* **Work required**:
Go through the entries below and retype them exactly, omitting each picture.

* **Stored data**:
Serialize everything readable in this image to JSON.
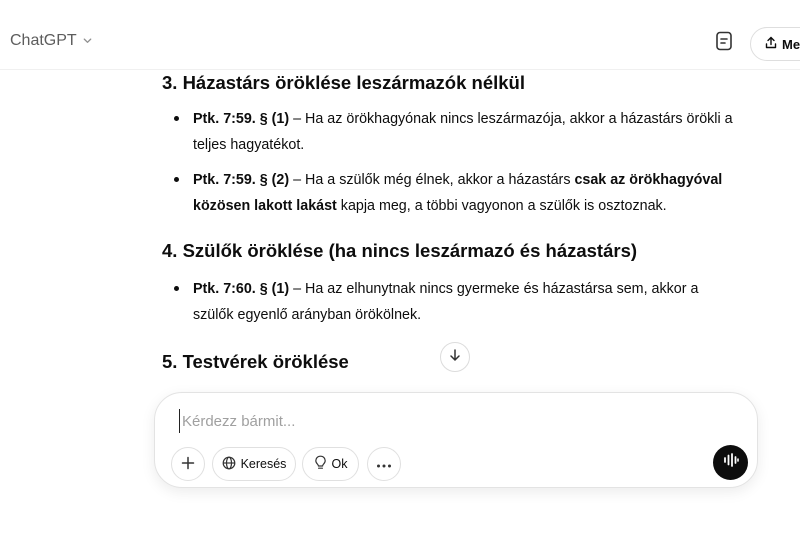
{
  "header": {
    "model_name": "ChatGPT",
    "share_label": "Me"
  },
  "content": {
    "sections": [
      {
        "title": "3. Házastárs öröklése leszármazók nélkül"
      },
      {
        "title": "4. Szülők öröklése (ha nincs leszármazó és házastárs)"
      },
      {
        "title": "5. Testvérek öröklése"
      }
    ],
    "s3_items": [
      {
        "ref": "Ptk. 7:59. § (1)",
        "text": " – Ha az örökhagyónak nincs leszármazója, akkor a házastárs örökli a teljes hagyatékot."
      },
      {
        "ref": "Ptk. 7:59. § (2)",
        "text_before": " – Ha a szülők még élnek, akkor a házastárs ",
        "bold": "csak az örökhagyóval közösen lakott lakást",
        "text_after": " kapja meg, a többi vagyonon a szülők is osztoznak."
      }
    ],
    "s4_items": [
      {
        "ref": "Ptk. 7:60. § (1)",
        "text": " – Ha az elhunytnak nincs gyermeke és házastársa sem, akkor a szülők egyenlő arányban örökölnek."
      }
    ]
  },
  "composer": {
    "placeholder": "Kérdezz bármit...",
    "value": "",
    "search_label": "Keresés",
    "reason_label": "Ok"
  },
  "icons": {
    "chevron": "chevron-down-icon",
    "canvas": "canvas-icon",
    "share": "share-icon",
    "scroll": "arrow-down-icon",
    "plus": "plus-icon",
    "globe": "globe-icon",
    "bulb": "lightbulb-icon",
    "more": "ellipsis-icon",
    "voice": "voice-waveform-icon"
  },
  "colors": {
    "text": "#0d0d0d",
    "muted": "#5d5d5d",
    "placeholder": "#a0a0a0",
    "border": "#e3e3e3",
    "voice_bg": "#0d0d0d"
  }
}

* **In response**:
Serialize everything readable in this image to JSON.
{
  "header": {
    "model_name": "ChatGPT",
    "share_label": "Me"
  },
  "content": {
    "sections": [
      {
        "title": "3. Házastárs öröklése leszármazók nélkül"
      },
      {
        "title": "4. Szülők öröklése (ha nincs leszármazó és házastárs)"
      },
      {
        "title": "5. Testvérek öröklése"
      }
    ],
    "s3_items": [
      {
        "ref": "Ptk. 7:59. § (1)",
        "text": " – Ha az örökhagyónak nincs leszármazója, akkor a házastárs örökli a teljes hagyatékot."
      },
      {
        "ref": "Ptk. 7:59. § (2)",
        "text_before": " – Ha a szülők még élnek, akkor a házastárs ",
        "bold": "csak az örökhagyóval közösen lakott lakást",
        "text_after": " kapja meg, a többi vagyonon a szülők is osztoznak."
      }
    ],
    "s4_items": [
      {
        "ref": "Ptk. 7:60. § (1)",
        "text": " – Ha az elhunytnak nincs gyermeke és házastársa sem, akkor a szülők egyenlő arányban örökölnek."
      }
    ]
  },
  "composer": {
    "placeholder": "Kérdezz bármit...",
    "value": "",
    "search_label": "Keresés",
    "reason_label": "Ok"
  },
  "icons": {
    "chevron": "chevron-down-icon",
    "canvas": "canvas-icon",
    "share": "share-icon",
    "scroll": "arrow-down-icon",
    "plus": "plus-icon",
    "globe": "globe-icon",
    "bulb": "lightbulb-icon",
    "more": "ellipsis-icon",
    "voice": "voice-waveform-icon"
  },
  "colors": {
    "text": "#0d0d0d",
    "muted": "#5d5d5d",
    "placeholder": "#a0a0a0",
    "border": "#e3e3e3",
    "voice_bg": "#0d0d0d"
  }
}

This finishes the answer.